▸ Task instructions: Below is some material; set it all down exactly, apart from the pictures.

== Material provided

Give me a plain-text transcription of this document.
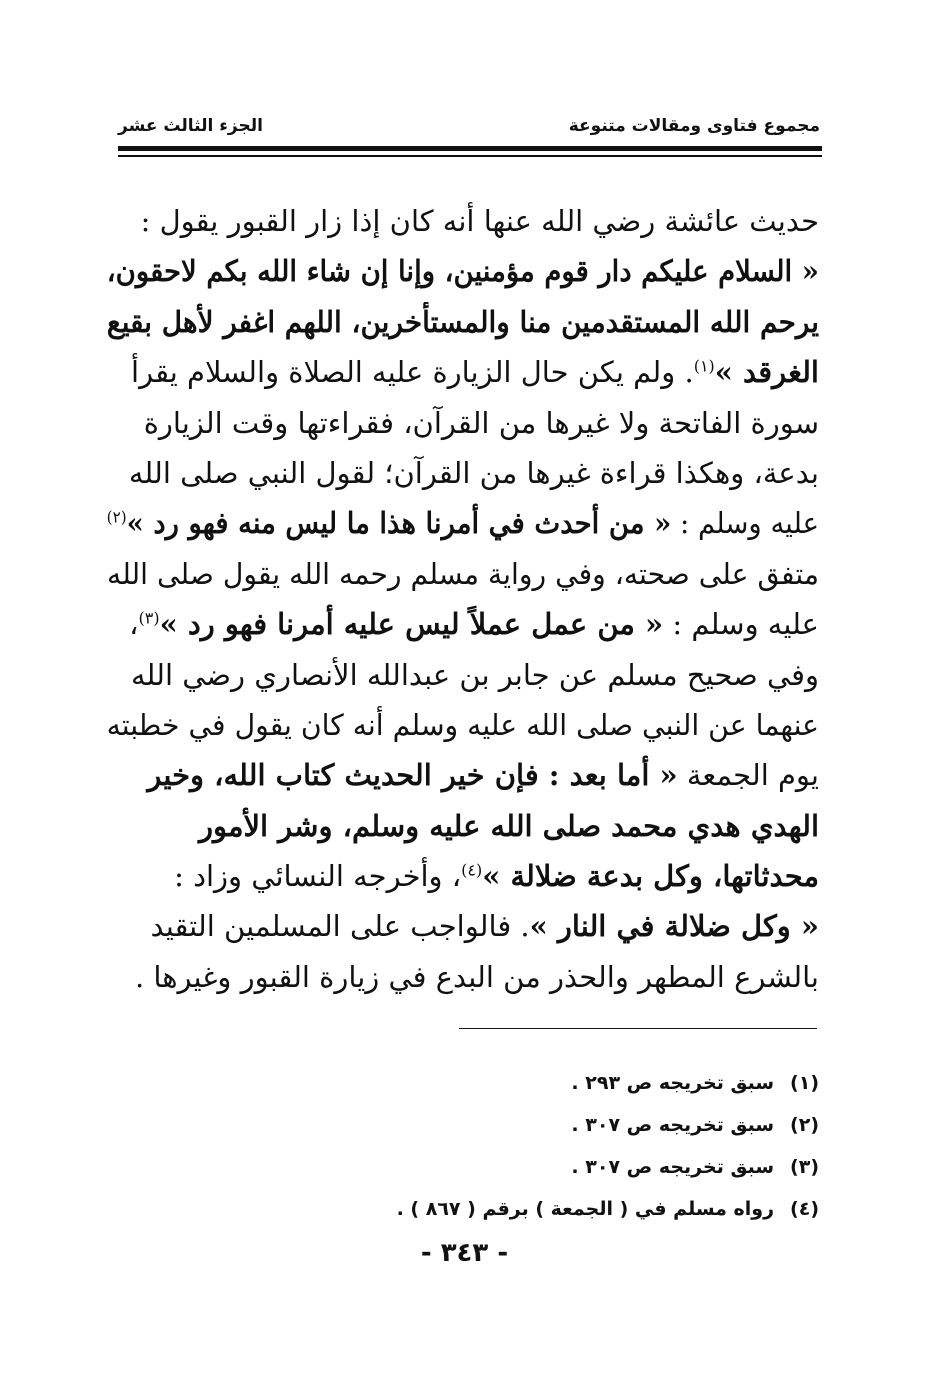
مجموع فتاوى ومقالات متنوعة
الجزء الثالث عشر
حديث عائشة رضي الله عنها أنه كان إذا زار القبور يقول :
« السلام عليكم دار قوم مؤمنين، وإنا إن شاء الله بكم لاحقون،
يرحم الله المستقدمين منا والمستأخرين، اللهم اغفر لأهل بقيع
الغرقد »$^{(١)}$. ولم يكن حال الزيارة عليه الصلاة والسلام يقرأ
سورة الفاتحة ولا غيرها من القرآن، فقراءتها وقت الزيارة
بدعة، وهكذا قراءة غيرها من القرآن؛ لقول النبي صلى الله
عليه وسلم : « من أحدث في أمرنا هذا ما ليس منه فهو رد »$^{(٢)}$
متفق على صحته، وفي رواية مسلم رحمه الله يقول صلى الله
عليه وسلم : « من عمل عملاً ليس عليه أمرنا فهو رد »$^{(٣)}$،
وفي صحيح مسلم عن جابر بن عبدالله الأنصاري رضي الله
عنهما عن النبي صلى الله عليه وسلم أنه كان يقول في خطبته
يوم الجمعة « أما بعد : فإن خير الحديث كتاب الله، وخير
الهدي هدي محمد صلى الله عليه وسلم، وشر الأمور
محدثاتها، وكل بدعة ضلالة »$^{(٤)}$، وأخرجه النسائي وزاد :
« وكل ضلالة في النار ». فالواجب على المسلمين التقيد
بالشرع المطهر والحذر من البدع في زيارة القبور وغيرها .
(١)سبق تخريجه ص ٢٩٣ .
(٢)سبق تخريجه ص ٣٠٧ .
(٣)سبق تخريجه ص ٣٠٧ .
(٤)رواه مسلم في ( الجمعة ) برقم ( ٨٦٧ ) .
- ٣٤٣ -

====

▸ Output for this task:
Give me a plain-text transcription of this document.
مجموع فتاوى ومقالات متنوعة
الجزء الثالث عشر
حديث عائشة رضي الله عنها أنه كان إذا زار القبور يقول :
« السلام عليكم دار قوم مؤمنين، وإنا إن شاء الله بكم لاحقون،
يرحم الله المستقدمين منا والمستأخرين، اللهم اغفر لأهل بقيع
الغرقد »$^{(١)}$. ولم يكن حال الزيارة عليه الصلاة والسلام يقرأ
سورة الفاتحة ولا غيرها من القرآن، فقراءتها وقت الزيارة
بدعة، وهكذا قراءة غيرها من القرآن؛ لقول النبي صلى الله
عليه وسلم : « من أحدث في أمرنا هذا ما ليس منه فهو رد »$^{(٢)}$
متفق على صحته، وفي رواية مسلم رحمه الله يقول صلى الله
عليه وسلم : « من عمل عملاً ليس عليه أمرنا فهو رد »$^{(٣)}$،
وفي صحيح مسلم عن جابر بن عبدالله الأنصاري رضي الله
عنهما عن النبي صلى الله عليه وسلم أنه كان يقول في خطبته
يوم الجمعة « أما بعد : فإن خير الحديث كتاب الله، وخير
الهدي هدي محمد صلى الله عليه وسلم، وشر الأمور
محدثاتها، وكل بدعة ضلالة »$^{(٤)}$، وأخرجه النسائي وزاد :
« وكل ضلالة في النار ». فالواجب على المسلمين التقيد
بالشرع المطهر والحذر من البدع في زيارة القبور وغيرها .
(١)سبق تخريجه ص ٢٩٣ .
(٢)سبق تخريجه ص ٣٠٧ .
(٣)سبق تخريجه ص ٣٠٧ .
(٤)رواه مسلم في ( الجمعة ) برقم ( ٨٦٧ ) .
- ٣٤٣ -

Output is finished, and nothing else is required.